The exercise
Transcribe each of the records below exactly, excluding all pictures.

Stored records
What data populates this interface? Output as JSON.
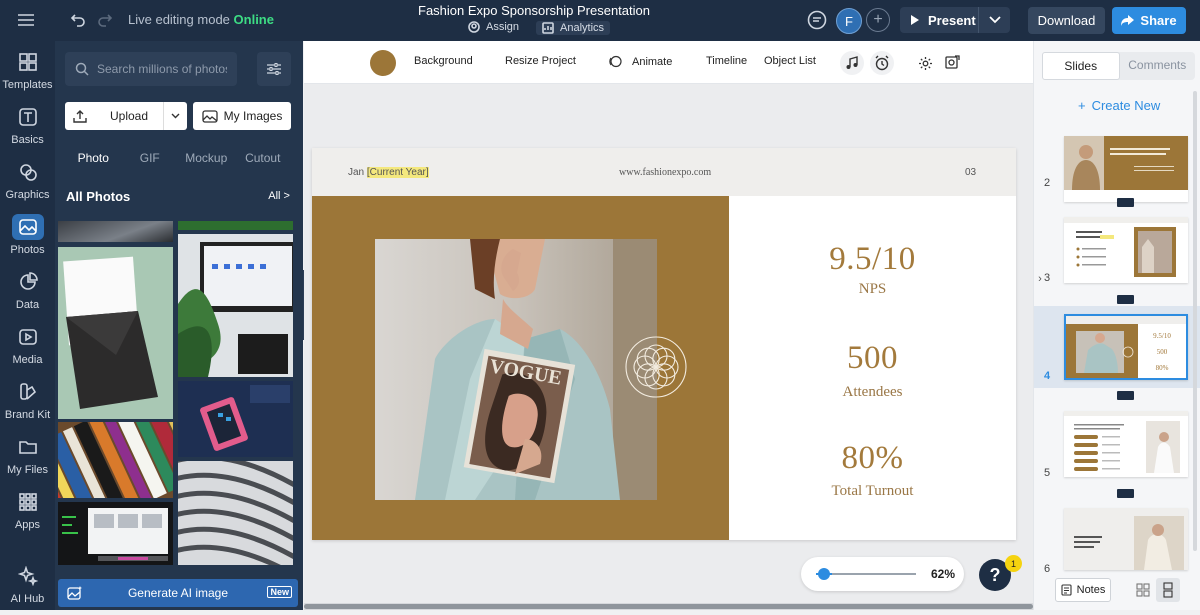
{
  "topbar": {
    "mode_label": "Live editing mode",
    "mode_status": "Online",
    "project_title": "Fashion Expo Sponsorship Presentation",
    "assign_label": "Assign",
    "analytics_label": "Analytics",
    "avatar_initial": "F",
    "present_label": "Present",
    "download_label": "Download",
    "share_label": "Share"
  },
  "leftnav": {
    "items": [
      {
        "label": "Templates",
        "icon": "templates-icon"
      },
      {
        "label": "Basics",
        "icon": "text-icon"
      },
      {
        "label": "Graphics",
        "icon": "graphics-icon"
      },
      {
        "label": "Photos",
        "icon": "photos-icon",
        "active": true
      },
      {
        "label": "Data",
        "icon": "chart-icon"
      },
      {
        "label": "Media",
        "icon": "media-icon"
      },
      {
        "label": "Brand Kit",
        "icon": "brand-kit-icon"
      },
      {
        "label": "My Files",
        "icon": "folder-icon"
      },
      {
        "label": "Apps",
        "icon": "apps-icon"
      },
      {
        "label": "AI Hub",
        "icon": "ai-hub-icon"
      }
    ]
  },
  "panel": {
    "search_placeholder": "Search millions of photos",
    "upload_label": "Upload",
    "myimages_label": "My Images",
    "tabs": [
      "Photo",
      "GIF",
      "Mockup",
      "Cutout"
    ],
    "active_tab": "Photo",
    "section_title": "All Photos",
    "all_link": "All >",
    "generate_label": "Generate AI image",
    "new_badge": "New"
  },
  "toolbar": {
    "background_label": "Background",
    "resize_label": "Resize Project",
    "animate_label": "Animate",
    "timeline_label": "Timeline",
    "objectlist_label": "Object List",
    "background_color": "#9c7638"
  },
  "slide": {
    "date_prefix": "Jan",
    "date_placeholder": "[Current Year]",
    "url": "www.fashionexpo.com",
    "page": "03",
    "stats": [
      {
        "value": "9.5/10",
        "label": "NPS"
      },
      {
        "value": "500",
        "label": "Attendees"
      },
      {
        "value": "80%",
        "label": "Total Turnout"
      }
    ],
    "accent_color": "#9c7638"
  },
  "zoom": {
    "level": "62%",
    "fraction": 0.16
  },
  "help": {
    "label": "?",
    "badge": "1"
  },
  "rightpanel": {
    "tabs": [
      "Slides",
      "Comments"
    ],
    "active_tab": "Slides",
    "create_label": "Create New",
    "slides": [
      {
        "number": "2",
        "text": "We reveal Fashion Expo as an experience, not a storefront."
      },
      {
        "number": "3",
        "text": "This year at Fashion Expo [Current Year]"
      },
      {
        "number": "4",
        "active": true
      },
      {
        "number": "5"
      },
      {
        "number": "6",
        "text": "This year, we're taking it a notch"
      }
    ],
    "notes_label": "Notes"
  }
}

Solution to this exercise
What data populates this interface? Output as JSON.
{
  "topbar": {
    "mode_label": "Live editing mode",
    "mode_status": "Online",
    "project_title": "Fashion Expo Sponsorship Presentation",
    "assign_label": "Assign",
    "analytics_label": "Analytics",
    "avatar_initial": "F",
    "present_label": "Present",
    "download_label": "Download",
    "share_label": "Share"
  },
  "leftnav": {
    "items": [
      {
        "label": "Templates",
        "icon": "templates-icon"
      },
      {
        "label": "Basics",
        "icon": "text-icon"
      },
      {
        "label": "Graphics",
        "icon": "graphics-icon"
      },
      {
        "label": "Photos",
        "icon": "photos-icon",
        "active": true
      },
      {
        "label": "Data",
        "icon": "chart-icon"
      },
      {
        "label": "Media",
        "icon": "media-icon"
      },
      {
        "label": "Brand Kit",
        "icon": "brand-kit-icon"
      },
      {
        "label": "My Files",
        "icon": "folder-icon"
      },
      {
        "label": "Apps",
        "icon": "apps-icon"
      },
      {
        "label": "AI Hub",
        "icon": "ai-hub-icon"
      }
    ]
  },
  "panel": {
    "search_placeholder": "Search millions of photos",
    "upload_label": "Upload",
    "myimages_label": "My Images",
    "tabs": [
      "Photo",
      "GIF",
      "Mockup",
      "Cutout"
    ],
    "active_tab": "Photo",
    "section_title": "All Photos",
    "all_link": "All >",
    "generate_label": "Generate AI image",
    "new_badge": "New"
  },
  "toolbar": {
    "background_label": "Background",
    "resize_label": "Resize Project",
    "animate_label": "Animate",
    "timeline_label": "Timeline",
    "objectlist_label": "Object List",
    "background_color": "#9c7638"
  },
  "slide": {
    "date_prefix": "Jan",
    "date_placeholder": "[Current Year]",
    "url": "www.fashionexpo.com",
    "page": "03",
    "stats": [
      {
        "value": "9.5/10",
        "label": "NPS"
      },
      {
        "value": "500",
        "label": "Attendees"
      },
      {
        "value": "80%",
        "label": "Total Turnout"
      }
    ],
    "accent_color": "#9c7638"
  },
  "zoom": {
    "level": "62%",
    "fraction": 0.16
  },
  "help": {
    "label": "?",
    "badge": "1"
  },
  "rightpanel": {
    "tabs": [
      "Slides",
      "Comments"
    ],
    "active_tab": "Slides",
    "create_label": "Create New",
    "slides": [
      {
        "number": "2",
        "text": "We reveal Fashion Expo as an experience, not a storefront."
      },
      {
        "number": "3",
        "text": "This year at Fashion Expo [Current Year]"
      },
      {
        "number": "4",
        "active": true
      },
      {
        "number": "5"
      },
      {
        "number": "6",
        "text": "This year, we're taking it a notch"
      }
    ],
    "notes_label": "Notes"
  }
}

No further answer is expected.